↓↓↓
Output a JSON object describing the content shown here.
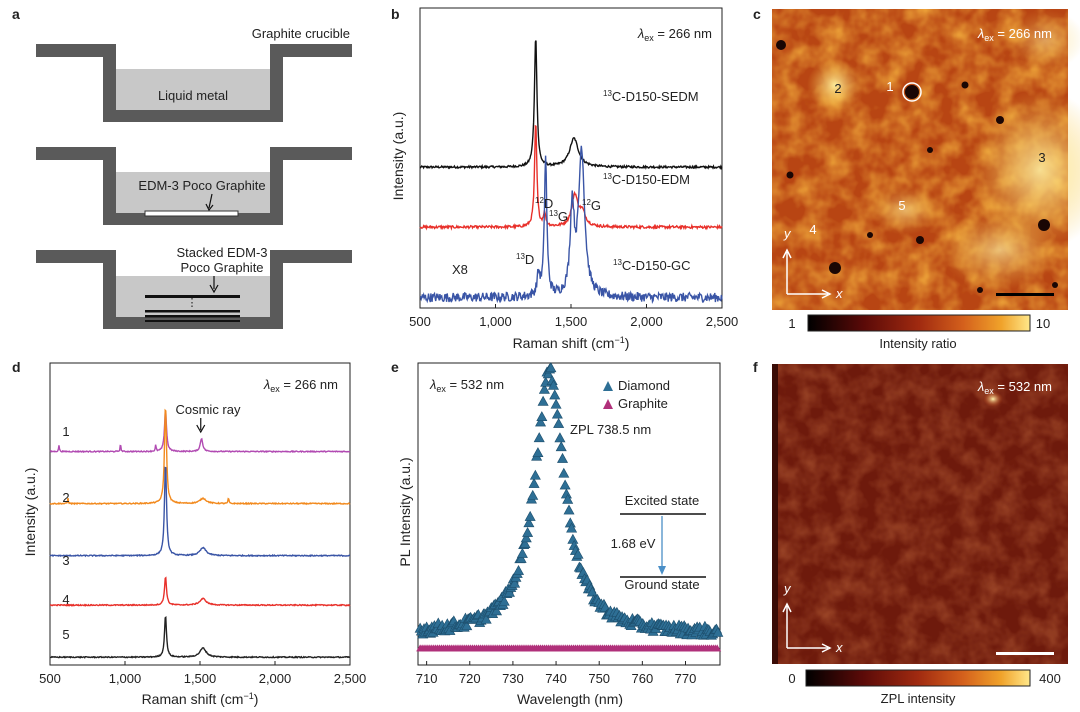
{
  "panels": {
    "a": {
      "label": "a",
      "crucible_label": "Graphite crucible",
      "step1_label": "Liquid metal",
      "step2_label": "EDM-3 Poco Graphite",
      "step3_label_line1": "Stacked EDM-3",
      "step3_label_line2": "Poco Graphite",
      "stack_dots": "⋮"
    },
    "b": {
      "label": "b"
    },
    "c": {
      "label": "c",
      "lambda": "λex = 266 nm",
      "markers": [
        "1",
        "2",
        "3",
        "4",
        "5"
      ],
      "axis_y": "y",
      "axis_x": "x",
      "colorbar_min": "1",
      "colorbar_max": "10",
      "colorbar_label": "Intensity ratio",
      "colors": [
        "#000000",
        "#5a0a08",
        "#a02a10",
        "#d4601c",
        "#f0a22a",
        "#ffe88a"
      ]
    },
    "d": {
      "label": "d"
    },
    "e": {
      "label": "e"
    },
    "f": {
      "label": "f",
      "lambda": "λex = 532 nm",
      "axis_y": "y",
      "axis_x": "x",
      "colorbar_min": "0",
      "colorbar_max": "400",
      "colorbar_label": "ZPL intensity",
      "colors": [
        "#000000",
        "#5a0a08",
        "#a02a10",
        "#d4601c",
        "#f0a22a",
        "#ffe88a"
      ]
    }
  },
  "chart_data": [
    {
      "panel": "b",
      "type": "line",
      "title": "",
      "xlabel": "Raman shift (cm−1)",
      "ylabel": "Intensity (a.u.)",
      "xlim": [
        500,
        2500
      ],
      "xticks": [
        500,
        1000,
        1500,
        2000,
        2500
      ],
      "xtick_labels": [
        "500",
        "1,000",
        "1,500",
        "2,000",
        "2,500"
      ],
      "annotation_lambda": "λex = 266 nm",
      "series": [
        {
          "name": "13C-D150-SEDM",
          "color": "#111111",
          "baseline": 5.4,
          "peaks": [
            {
              "x": 1266,
              "h": 5.0,
              "w": 10
            },
            {
              "x": 1520,
              "h": 1.1,
              "w": 35
            }
          ],
          "noise": 0.04
        },
        {
          "name": "13C-D150-EDM",
          "color": "#e8302a",
          "baseline": 3.1,
          "peaks": [
            {
              "x": 1266,
              "h": 4.0,
              "w": 9
            },
            {
              "x": 1325,
              "h": 0.5,
              "w": 10
            },
            {
              "x": 1525,
              "h": 1.2,
              "w": 25
            },
            {
              "x": 1575,
              "h": 0.5,
              "w": 25
            }
          ],
          "noise": 0.05
        },
        {
          "name": "13C-D150-GC",
          "color": "#3a55a6",
          "baseline": 0.4,
          "peaks": [
            {
              "x": 1285,
              "h": 0.8,
              "w": 12
            },
            {
              "x": 1332,
              "h": 5.3,
              "w": 10
            },
            {
              "x": 1508,
              "h": 3.3,
              "w": 16
            },
            {
              "x": 1570,
              "h": 5.6,
              "w": 24
            }
          ],
          "noise": 0.18,
          "multiplier": "X8"
        }
      ],
      "peak_labels": [
        {
          "text": "12D",
          "x": 1332
        },
        {
          "text": "13G",
          "x": 1508
        },
        {
          "text": "12G",
          "x": 1570
        },
        {
          "text": "13D",
          "x": 1285
        }
      ]
    },
    {
      "panel": "d",
      "type": "line",
      "xlabel": "Raman shift (cm−1)",
      "ylabel": "Intensity (a.u.)",
      "xlim": [
        500,
        2500
      ],
      "xticks": [
        500,
        1000,
        1500,
        2000,
        2500
      ],
      "xtick_labels": [
        "500",
        "1,000",
        "1,500",
        "2,000",
        "2,500"
      ],
      "annotation_lambda": "λex = 266 nm",
      "annotation_text": "Cosmic ray",
      "annotation_x": 1505,
      "series": [
        {
          "name": "1",
          "color": "#b14ab2",
          "baseline": 8.2,
          "peaks": [
            {
              "x": 1270,
              "h": 1.6,
              "w": 8
            },
            {
              "x": 1510,
              "h": 0.5,
              "w": 10
            },
            {
              "x": 970,
              "h": 0.3,
              "w": 3
            },
            {
              "x": 560,
              "h": 0.25,
              "w": 3
            },
            {
              "x": 1205,
              "h": 0.25,
              "w": 3
            }
          ]
        },
        {
          "name": "2",
          "color": "#f28a1e",
          "baseline": 6.2,
          "peaks": [
            {
              "x": 1270,
              "h": 3.8,
              "w": 8
            },
            {
              "x": 1520,
              "h": 0.2,
              "w": 25
            },
            {
              "x": 1690,
              "h": 0.25,
              "w": 3
            },
            {
              "x": 620,
              "h": 0.2,
              "w": 3
            }
          ]
        },
        {
          "name": "3",
          "color": "#3a55a6",
          "baseline": 4.2,
          "peaks": [
            {
              "x": 1270,
              "h": 3.6,
              "w": 8
            },
            {
              "x": 1520,
              "h": 0.3,
              "w": 25
            }
          ]
        },
        {
          "name": "4",
          "color": "#e8302a",
          "baseline": 2.3,
          "peaks": [
            {
              "x": 1270,
              "h": 1.1,
              "w": 8
            },
            {
              "x": 1520,
              "h": 0.25,
              "w": 25
            }
          ]
        },
        {
          "name": "5",
          "color": "#222222",
          "baseline": 0.3,
          "peaks": [
            {
              "x": 1270,
              "h": 1.6,
              "w": 8
            },
            {
              "x": 1520,
              "h": 0.35,
              "w": 25
            }
          ]
        }
      ]
    },
    {
      "panel": "e",
      "type": "scatter",
      "xlabel": "Wavelength (nm)",
      "ylabel": "PL Intensity (a.u.)",
      "xlim": [
        708,
        778
      ],
      "xticks": [
        710,
        720,
        730,
        740,
        750,
        760,
        770
      ],
      "xtick_labels": [
        "710",
        "720",
        "730",
        "740",
        "750",
        "760",
        "770"
      ],
      "annotation_lambda": "λex = 532 nm",
      "annotation_zpl": "ZPL 738.5 nm",
      "excited_state": "Excited state",
      "ground_state": "Ground state",
      "energy_gap": "1.68 eV",
      "series": [
        {
          "name": "Diamond",
          "color": "#2e6f95",
          "peak_x": 738.5,
          "peak_height": 1.0,
          "gamma": 4.2,
          "baseline": 0.05
        },
        {
          "name": "Graphite",
          "color": "#b0307a",
          "level": 0.0
        }
      ]
    }
  ]
}
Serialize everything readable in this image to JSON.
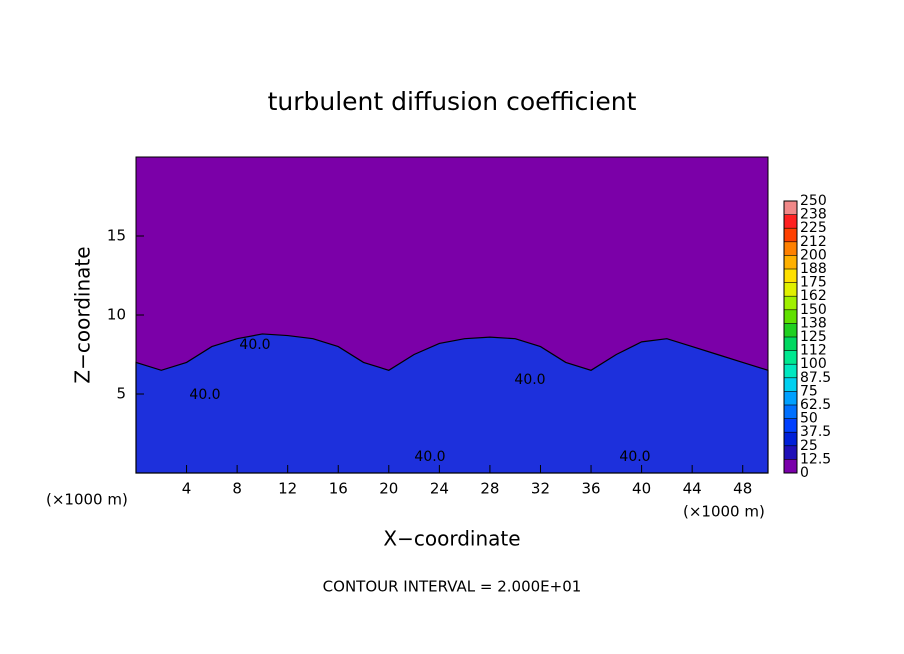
{
  "chart_data": {
    "type": "area",
    "title": "turbulent diffusion coefficient",
    "xlabel": "X−coordinate",
    "ylabel": "Z−coordinate",
    "xunit": "(×1000 m)",
    "footer": "CONTOUR INTERVAL = 2.000E+01",
    "xlim": [
      0,
      50
    ],
    "ylim": [
      0,
      20
    ],
    "xticks": [
      4,
      8,
      12,
      16,
      20,
      24,
      28,
      32,
      36,
      40,
      44,
      48
    ],
    "yticks": [
      5,
      10,
      15
    ],
    "background_color": "#7b00a8",
    "area_color": "#1d30dc",
    "x": [
      0,
      2,
      4,
      6,
      8,
      10,
      12,
      14,
      16,
      18,
      20,
      22,
      24,
      26,
      28,
      30,
      32,
      34,
      36,
      38,
      40,
      42,
      44,
      46,
      48,
      50
    ],
    "values": [
      7,
      6.5,
      7,
      8,
      8.5,
      8.8,
      8.7,
      8.5,
      8,
      7,
      6.5,
      7.5,
      8.2,
      8.5,
      8.6,
      8.5,
      8,
      7,
      6.5,
      7.5,
      8.3,
      8.5,
      8,
      7.5,
      7,
      6.5
    ],
    "contour_labels": [
      "40.0",
      "40.0",
      "40.0",
      "40.0",
      "40.0"
    ],
    "colorbar": {
      "ticks": [
        0,
        12.5,
        25,
        37.5,
        50,
        62.5,
        75,
        87.5,
        100,
        {
          "value": 112.5,
          "label": "112"
        },
        125,
        {
          "value": 137.5,
          "label": "138"
        },
        150,
        {
          "value": 162.5,
          "label": "162"
        },
        175,
        {
          "value": 187.5,
          "label": "188"
        },
        200,
        {
          "value": 212.5,
          "label": "212"
        },
        225,
        {
          "value": 237.5,
          "label": "238"
        },
        250
      ],
      "colors": [
        "#7a00aa",
        "#2010b8",
        "#0020d8",
        "#0040ff",
        "#0070ff",
        "#00a0ff",
        "#00d0f0",
        "#00e8c0",
        "#00e890",
        "#00d860",
        "#20d020",
        "#60e000",
        "#a0f000",
        "#e0f000",
        "#ffe000",
        "#ffb000",
        "#ff8000",
        "#ff4000",
        "#ff2020",
        "#f08888"
      ]
    }
  }
}
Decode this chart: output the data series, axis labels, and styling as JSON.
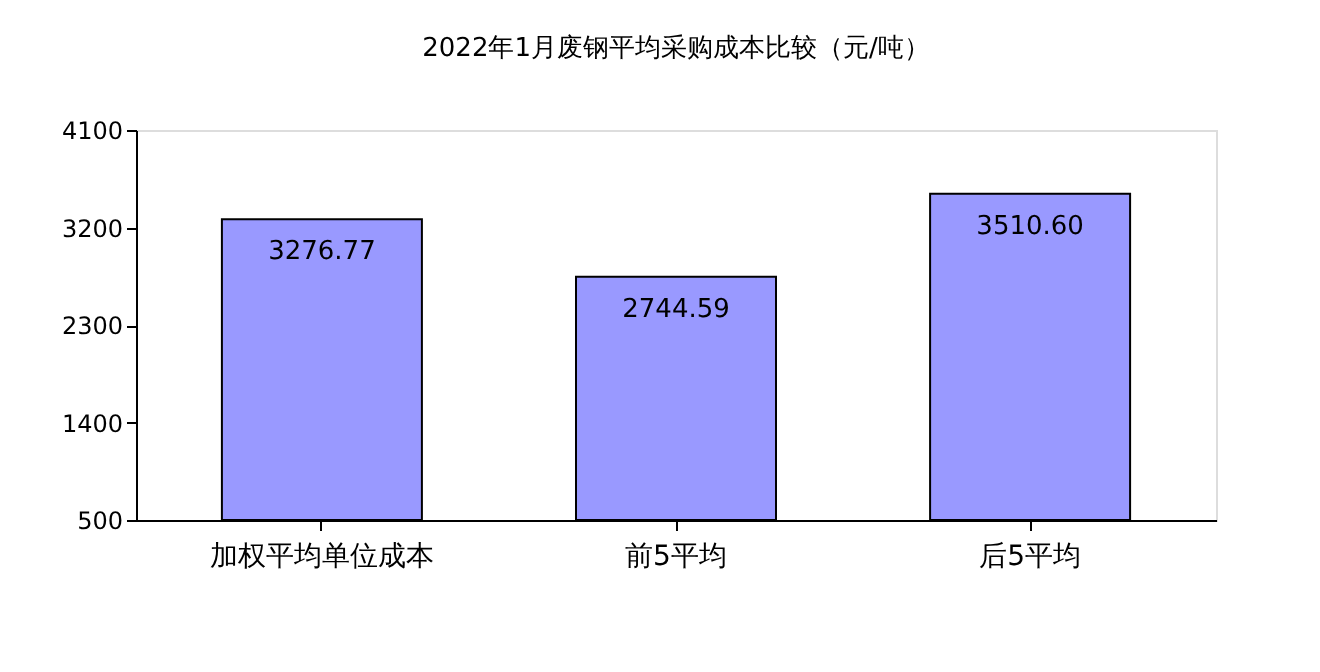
↑↑↑
**PROMPT**:
Copy all lines from the material that contain "baseline".

**RESULT OF THIS EXERCISE**:
          "baseline": 5.4,
          "baseline": 3.1,
          "baseline": 0.4,
          "baseline": 8.2,
          "baseline": 6.2,
          "baseline": 4.2,
          "baseline": 2.3,
          "baseline": 0.3,
          "baseline": 0.05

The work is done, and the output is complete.